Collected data
— start —

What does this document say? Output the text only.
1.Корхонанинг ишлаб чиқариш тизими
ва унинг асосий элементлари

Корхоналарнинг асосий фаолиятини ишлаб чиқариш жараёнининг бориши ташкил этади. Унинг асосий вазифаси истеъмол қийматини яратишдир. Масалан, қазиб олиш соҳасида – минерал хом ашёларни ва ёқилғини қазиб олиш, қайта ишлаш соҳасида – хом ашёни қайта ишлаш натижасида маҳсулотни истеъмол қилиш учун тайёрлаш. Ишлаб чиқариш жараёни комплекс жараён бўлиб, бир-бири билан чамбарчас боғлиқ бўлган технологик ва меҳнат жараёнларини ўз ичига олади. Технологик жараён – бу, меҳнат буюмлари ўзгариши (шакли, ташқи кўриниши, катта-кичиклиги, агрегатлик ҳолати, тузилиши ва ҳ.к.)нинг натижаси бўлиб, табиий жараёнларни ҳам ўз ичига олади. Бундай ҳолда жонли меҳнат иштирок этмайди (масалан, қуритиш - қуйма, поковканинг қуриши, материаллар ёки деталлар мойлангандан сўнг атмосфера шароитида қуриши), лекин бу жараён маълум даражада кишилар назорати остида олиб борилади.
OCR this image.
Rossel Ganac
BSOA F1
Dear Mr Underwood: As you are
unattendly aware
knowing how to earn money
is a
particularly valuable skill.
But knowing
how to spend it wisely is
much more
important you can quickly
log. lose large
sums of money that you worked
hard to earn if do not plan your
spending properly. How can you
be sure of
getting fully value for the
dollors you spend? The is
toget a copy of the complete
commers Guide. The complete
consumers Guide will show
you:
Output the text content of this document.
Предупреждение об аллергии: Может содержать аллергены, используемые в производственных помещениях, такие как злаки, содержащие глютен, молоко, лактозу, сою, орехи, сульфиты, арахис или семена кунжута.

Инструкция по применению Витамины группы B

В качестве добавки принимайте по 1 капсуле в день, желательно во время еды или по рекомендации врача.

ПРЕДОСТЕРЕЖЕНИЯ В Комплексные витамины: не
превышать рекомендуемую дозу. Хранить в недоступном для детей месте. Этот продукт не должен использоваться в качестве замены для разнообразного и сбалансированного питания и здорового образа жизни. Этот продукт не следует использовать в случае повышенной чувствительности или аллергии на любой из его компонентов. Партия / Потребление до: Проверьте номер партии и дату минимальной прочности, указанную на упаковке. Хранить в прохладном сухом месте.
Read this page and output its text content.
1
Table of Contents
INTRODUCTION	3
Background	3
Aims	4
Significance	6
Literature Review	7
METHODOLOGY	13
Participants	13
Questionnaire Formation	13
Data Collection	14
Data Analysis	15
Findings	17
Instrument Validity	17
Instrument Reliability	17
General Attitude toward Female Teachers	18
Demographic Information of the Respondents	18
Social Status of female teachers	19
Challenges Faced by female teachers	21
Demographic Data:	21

— end —

DIRECTIONS> Give the listing above again, word for word.

SOLUTION FOR THIS EXERCISE>
What does this document say? Output the text only.
1.Корхонанинг ишлаб чиқариш тизими
ва унинг асосий элементлари

Корхоналарнинг асосий фаолиятини ишлаб чиқариш жараёнининг бориши ташкил этади. Унинг асосий вазифаси истеъмол қийматини яратишдир. Масалан, қазиб олиш соҳасида – минерал хом ашёларни ва ёқилғини қазиб олиш, қайта ишлаш соҳасида – хом ашёни қайта ишлаш натижасида маҳсулотни истеъмол қилиш учун тайёрлаш. Ишлаб чиқариш жараёни комплекс жараён бўлиб, бир-бири билан чамбарчас боғлиқ бўлган технологик ва меҳнат жараёнларини ўз ичига олади. Технологик жараён – бу, меҳнат буюмлари ўзгариши (шакли, ташқи кўриниши, катта-кичиклиги, агрегатлик ҳолати, тузилиши ва ҳ.к.)нинг натижаси бўлиб, табиий жараёнларни ҳам ўз ичига олади. Бундай ҳолда жонли меҳнат иштирок этмайди (масалан, қуритиш - қуйма, поковканинг қуриши, материаллар ёки деталлар мойлангандан сўнг атмосфера шароитида қуриши), лекин бу жараён маълум даражада кишилар назорати остида олиб борилади.
OCR this image.
Rossel Ganac
BSOA F1
Dear Mr Underwood: As you are
unattendly aware
knowing how to earn money
is a
particularly valuable skill.
But knowing
how to spend it wisely is
much more
important you can quickly
log. lose large
sums of money that you worked
hard to earn if do not plan your
spending properly. How can you
be sure of
getting fully value for the
dollors you spend? The is
toget a copy of the complete
commers Guide. The complete
consumers Guide will show
you:
Output the text content of this document.
Предупреждение об аллергии: Может содержать аллергены, используемые в производственных помещениях, такие как злаки, содержащие глютен, молоко, лактозу, сою, орехи, сульфиты, арахис или семена кунжута.

Инструкция по применению Витамины группы B

В качестве добавки принимайте по 1 капсуле в день, желательно во время еды или по рекомендации врача.

ПРЕДОСТЕРЕЖЕНИЯ В Комплексные витамины: не
превышать рекомендуемую дозу. Хранить в недоступном для детей месте. Этот продукт не должен использоваться в качестве замены для разнообразного и сбалансированного питания и здорового образа жизни. Этот продукт не следует использовать в случае повышенной чувствительности или аллергии на любой из его компонентов. Партия / Потребление до: Проверьте номер партии и дату минимальной прочности, указанную на упаковке. Хранить в прохладном сухом месте.
Read this page and output its text content.
1
Table of Contents
INTRODUCTION	3
Background	3
Aims	4
Significance	6
Literature Review	7
METHODOLOGY	13
Participants	13
Questionnaire Formation	13
Data Collection	14
Data Analysis	15
Findings	17
Instrument Validity	17
Instrument Reliability	17
General Attitude toward Female Teachers	18
Demographic Information of the Respondents	18
Social Status of female teachers	19
Challenges Faced by female teachers	21
Demographic Data:	21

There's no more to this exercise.